Exercise prompt: Write out the whole listing, matching it exactly.

=-=-=-=-=

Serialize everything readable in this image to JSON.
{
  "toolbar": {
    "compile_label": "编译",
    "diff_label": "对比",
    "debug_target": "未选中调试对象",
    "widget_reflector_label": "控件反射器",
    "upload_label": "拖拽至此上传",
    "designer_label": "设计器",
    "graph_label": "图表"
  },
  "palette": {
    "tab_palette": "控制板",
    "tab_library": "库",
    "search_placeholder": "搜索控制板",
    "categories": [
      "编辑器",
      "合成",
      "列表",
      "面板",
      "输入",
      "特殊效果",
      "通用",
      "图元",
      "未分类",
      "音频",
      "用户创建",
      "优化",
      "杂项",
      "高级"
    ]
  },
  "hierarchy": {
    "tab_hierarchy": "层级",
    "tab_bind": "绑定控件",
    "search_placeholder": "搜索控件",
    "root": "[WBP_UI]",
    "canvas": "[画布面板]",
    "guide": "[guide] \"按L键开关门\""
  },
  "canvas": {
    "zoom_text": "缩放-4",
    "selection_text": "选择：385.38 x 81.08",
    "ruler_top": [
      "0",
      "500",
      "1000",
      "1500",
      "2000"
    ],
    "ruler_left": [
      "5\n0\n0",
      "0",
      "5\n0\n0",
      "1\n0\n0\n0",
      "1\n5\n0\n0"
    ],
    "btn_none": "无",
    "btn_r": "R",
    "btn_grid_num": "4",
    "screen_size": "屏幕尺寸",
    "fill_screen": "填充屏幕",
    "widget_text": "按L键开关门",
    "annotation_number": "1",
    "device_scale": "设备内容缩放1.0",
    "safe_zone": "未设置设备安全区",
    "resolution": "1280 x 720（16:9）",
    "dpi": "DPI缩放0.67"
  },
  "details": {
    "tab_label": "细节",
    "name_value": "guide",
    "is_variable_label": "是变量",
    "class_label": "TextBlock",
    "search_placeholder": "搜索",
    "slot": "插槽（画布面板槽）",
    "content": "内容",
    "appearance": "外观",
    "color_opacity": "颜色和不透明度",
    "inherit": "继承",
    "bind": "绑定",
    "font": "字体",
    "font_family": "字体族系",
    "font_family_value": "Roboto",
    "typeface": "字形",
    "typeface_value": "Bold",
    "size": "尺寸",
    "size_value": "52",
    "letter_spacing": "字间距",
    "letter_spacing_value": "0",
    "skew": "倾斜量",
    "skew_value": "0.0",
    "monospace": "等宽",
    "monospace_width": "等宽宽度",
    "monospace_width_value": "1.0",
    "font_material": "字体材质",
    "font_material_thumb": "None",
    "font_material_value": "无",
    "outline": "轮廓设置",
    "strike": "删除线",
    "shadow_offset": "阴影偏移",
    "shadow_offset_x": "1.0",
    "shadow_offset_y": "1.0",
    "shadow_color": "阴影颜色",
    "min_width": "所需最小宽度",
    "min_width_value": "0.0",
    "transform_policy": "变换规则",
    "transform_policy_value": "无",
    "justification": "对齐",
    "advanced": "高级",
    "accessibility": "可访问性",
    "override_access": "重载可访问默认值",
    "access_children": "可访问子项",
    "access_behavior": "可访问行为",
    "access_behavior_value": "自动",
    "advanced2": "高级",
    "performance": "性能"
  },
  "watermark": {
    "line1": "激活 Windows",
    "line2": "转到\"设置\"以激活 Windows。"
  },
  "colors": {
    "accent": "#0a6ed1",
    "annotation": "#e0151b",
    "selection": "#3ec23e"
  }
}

=-=-=-=-=

Correct answer:
Serialize everything readable in this image to JSON.
{
  "toolbar": {
    "compile_label": "编译",
    "diff_label": "对比",
    "debug_target": "未选中调试对象",
    "widget_reflector_label": "控件反射器",
    "upload_label": "拖拽至此上传",
    "designer_label": "设计器",
    "graph_label": "图表"
  },
  "palette": {
    "tab_palette": "控制板",
    "tab_library": "库",
    "search_placeholder": "搜索控制板",
    "categories": [
      "编辑器",
      "合成",
      "列表",
      "面板",
      "输入",
      "特殊效果",
      "通用",
      "图元",
      "未分类",
      "音频",
      "用户创建",
      "优化",
      "杂项",
      "高级"
    ]
  },
  "hierarchy": {
    "tab_hierarchy": "层级",
    "tab_bind": "绑定控件",
    "search_placeholder": "搜索控件",
    "root": "[WBP_UI]",
    "canvas": "[画布面板]",
    "guide": "[guide] \"按L键开关门\""
  },
  "canvas": {
    "zoom_text": "缩放-4",
    "selection_text": "选择：385.38 x 81.08",
    "ruler_top": [
      "0",
      "500",
      "1000",
      "1500",
      "2000"
    ],
    "ruler_left": [
      "5\n0\n0",
      "0",
      "5\n0\n0",
      "1\n0\n0\n0",
      "1\n5\n0\n0"
    ],
    "btn_none": "无",
    "btn_r": "R",
    "btn_grid_num": "4",
    "screen_size": "屏幕尺寸",
    "fill_screen": "填充屏幕",
    "widget_text": "按L键开关门",
    "annotation_number": "1",
    "device_scale": "设备内容缩放1.0",
    "safe_zone": "未设置设备安全区",
    "resolution": "1280 x 720（16:9）",
    "dpi": "DPI缩放0.67"
  },
  "details": {
    "tab_label": "细节",
    "name_value": "guide",
    "is_variable_label": "是变量",
    "class_label": "TextBlock",
    "search_placeholder": "搜索",
    "slot": "插槽（画布面板槽）",
    "content": "内容",
    "appearance": "外观",
    "color_opacity": "颜色和不透明度",
    "inherit": "继承",
    "bind": "绑定",
    "font": "字体",
    "font_family": "字体族系",
    "font_family_value": "Roboto",
    "typeface": "字形",
    "typeface_value": "Bold",
    "size": "尺寸",
    "size_value": "52",
    "letter_spacing": "字间距",
    "letter_spacing_value": "0",
    "skew": "倾斜量",
    "skew_value": "0.0",
    "monospace": "等宽",
    "monospace_width": "等宽宽度",
    "monospace_width_value": "1.0",
    "font_material": "字体材质",
    "font_material_thumb": "None",
    "font_material_value": "无",
    "outline": "轮廓设置",
    "strike": "删除线",
    "shadow_offset": "阴影偏移",
    "shadow_offset_x": "1.0",
    "shadow_offset_y": "1.0",
    "shadow_color": "阴影颜色",
    "min_width": "所需最小宽度",
    "min_width_value": "0.0",
    "transform_policy": "变换规则",
    "transform_policy_value": "无",
    "justification": "对齐",
    "advanced": "高级",
    "accessibility": "可访问性",
    "override_access": "重载可访问默认值",
    "access_children": "可访问子项",
    "access_behavior": "可访问行为",
    "access_behavior_value": "自动",
    "advanced2": "高级",
    "performance": "性能"
  },
  "watermark": {
    "line1": "激活 Windows",
    "line2": "转到\"设置\"以激活 Windows。"
  },
  "colors": {
    "accent": "#0a6ed1",
    "annotation": "#e0151b",
    "selection": "#3ec23e"
  }
}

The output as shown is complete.